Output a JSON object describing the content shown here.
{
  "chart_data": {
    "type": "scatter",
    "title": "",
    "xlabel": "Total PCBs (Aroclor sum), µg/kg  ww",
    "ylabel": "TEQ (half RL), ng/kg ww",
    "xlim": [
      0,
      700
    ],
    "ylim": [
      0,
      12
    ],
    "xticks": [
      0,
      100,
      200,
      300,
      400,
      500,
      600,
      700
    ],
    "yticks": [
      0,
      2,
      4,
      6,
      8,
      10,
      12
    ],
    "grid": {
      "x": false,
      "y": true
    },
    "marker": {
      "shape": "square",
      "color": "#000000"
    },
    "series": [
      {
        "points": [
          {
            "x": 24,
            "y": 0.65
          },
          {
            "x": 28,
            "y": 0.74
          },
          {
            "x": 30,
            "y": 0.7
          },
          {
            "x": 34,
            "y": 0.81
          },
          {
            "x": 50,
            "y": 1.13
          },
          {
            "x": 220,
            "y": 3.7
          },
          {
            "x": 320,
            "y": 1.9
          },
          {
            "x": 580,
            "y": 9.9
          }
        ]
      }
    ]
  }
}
....
Set problem:
Take the entries above and copy them out exactly.

Exercise solution:
Output a JSON object describing the content shown here.
{
  "chart_data": {
    "type": "scatter",
    "title": "",
    "xlabel": "Total PCBs (Aroclor sum), µg/kg  ww",
    "ylabel": "TEQ (half RL), ng/kg ww",
    "xlim": [
      0,
      700
    ],
    "ylim": [
      0,
      12
    ],
    "xticks": [
      0,
      100,
      200,
      300,
      400,
      500,
      600,
      700
    ],
    "yticks": [
      0,
      2,
      4,
      6,
      8,
      10,
      12
    ],
    "grid": {
      "x": false,
      "y": true
    },
    "marker": {
      "shape": "square",
      "color": "#000000"
    },
    "series": [
      {
        "points": [
          {
            "x": 24,
            "y": 0.65
          },
          {
            "x": 28,
            "y": 0.74
          },
          {
            "x": 30,
            "y": 0.7
          },
          {
            "x": 34,
            "y": 0.81
          },
          {
            "x": 50,
            "y": 1.13
          },
          {
            "x": 220,
            "y": 3.7
          },
          {
            "x": 320,
            "y": 1.9
          },
          {
            "x": 580,
            "y": 9.9
          }
        ]
      }
    ]
  }
}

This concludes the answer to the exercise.